* START *
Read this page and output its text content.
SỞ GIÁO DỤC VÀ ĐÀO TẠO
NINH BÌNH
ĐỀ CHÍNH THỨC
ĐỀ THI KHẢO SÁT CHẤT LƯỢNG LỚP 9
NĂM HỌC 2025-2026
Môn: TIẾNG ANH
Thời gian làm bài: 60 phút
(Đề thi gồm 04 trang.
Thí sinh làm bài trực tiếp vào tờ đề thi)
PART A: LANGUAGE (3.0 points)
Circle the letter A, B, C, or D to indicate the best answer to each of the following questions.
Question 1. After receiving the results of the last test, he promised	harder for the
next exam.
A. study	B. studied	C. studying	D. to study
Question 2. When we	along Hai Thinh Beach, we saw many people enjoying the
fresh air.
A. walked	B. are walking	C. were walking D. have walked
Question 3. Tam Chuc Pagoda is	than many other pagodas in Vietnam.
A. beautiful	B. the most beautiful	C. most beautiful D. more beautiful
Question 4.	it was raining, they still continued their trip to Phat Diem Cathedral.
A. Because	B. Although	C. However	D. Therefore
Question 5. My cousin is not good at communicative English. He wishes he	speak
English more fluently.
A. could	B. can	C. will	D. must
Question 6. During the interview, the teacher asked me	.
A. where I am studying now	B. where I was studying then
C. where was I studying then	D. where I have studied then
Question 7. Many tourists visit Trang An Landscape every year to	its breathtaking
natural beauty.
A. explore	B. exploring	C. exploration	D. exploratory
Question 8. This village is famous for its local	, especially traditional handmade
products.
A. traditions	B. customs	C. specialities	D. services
* END *
* START *
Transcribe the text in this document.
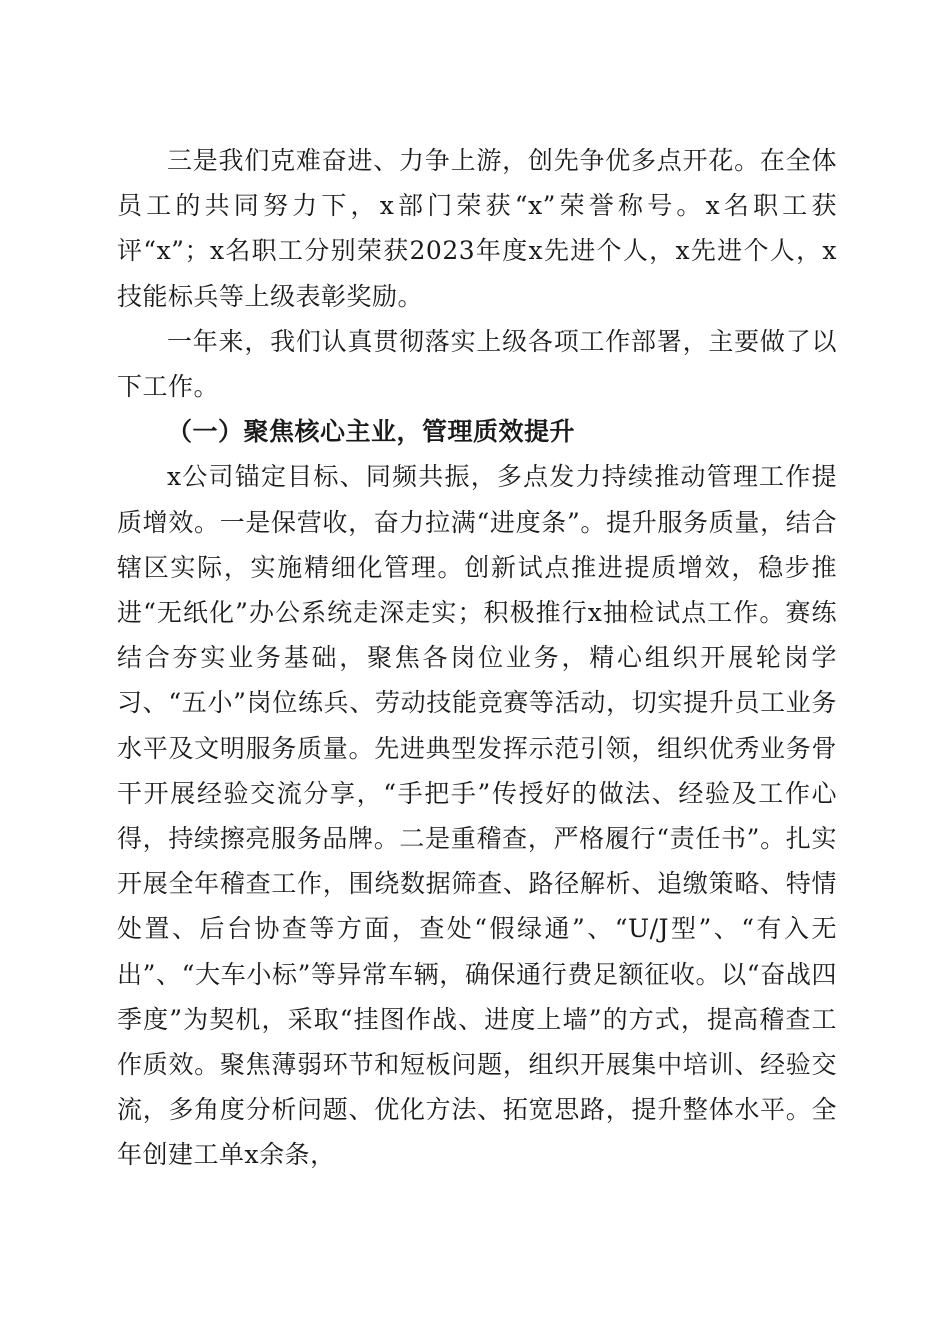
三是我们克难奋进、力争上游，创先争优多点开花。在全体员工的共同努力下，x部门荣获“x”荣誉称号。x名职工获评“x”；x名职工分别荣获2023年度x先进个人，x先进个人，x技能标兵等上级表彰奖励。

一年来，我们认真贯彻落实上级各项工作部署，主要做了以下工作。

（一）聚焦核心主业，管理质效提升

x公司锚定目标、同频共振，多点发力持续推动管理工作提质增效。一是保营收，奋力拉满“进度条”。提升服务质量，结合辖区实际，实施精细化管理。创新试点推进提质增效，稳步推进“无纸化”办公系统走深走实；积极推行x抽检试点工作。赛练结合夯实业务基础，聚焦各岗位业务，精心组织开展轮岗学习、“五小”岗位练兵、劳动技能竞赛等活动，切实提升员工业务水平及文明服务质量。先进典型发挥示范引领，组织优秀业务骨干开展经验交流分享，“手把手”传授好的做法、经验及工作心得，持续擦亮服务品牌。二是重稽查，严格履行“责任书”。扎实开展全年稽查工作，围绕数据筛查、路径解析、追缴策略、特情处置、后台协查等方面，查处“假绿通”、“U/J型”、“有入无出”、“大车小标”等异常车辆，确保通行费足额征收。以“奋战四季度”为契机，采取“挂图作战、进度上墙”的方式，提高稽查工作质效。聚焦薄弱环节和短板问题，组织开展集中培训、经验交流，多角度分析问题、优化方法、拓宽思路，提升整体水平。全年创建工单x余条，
* END *
TASK DESCRIPTION: Supply the count of lines in the entries that contain the word "where", and nothing besides.

SOLUTION: 2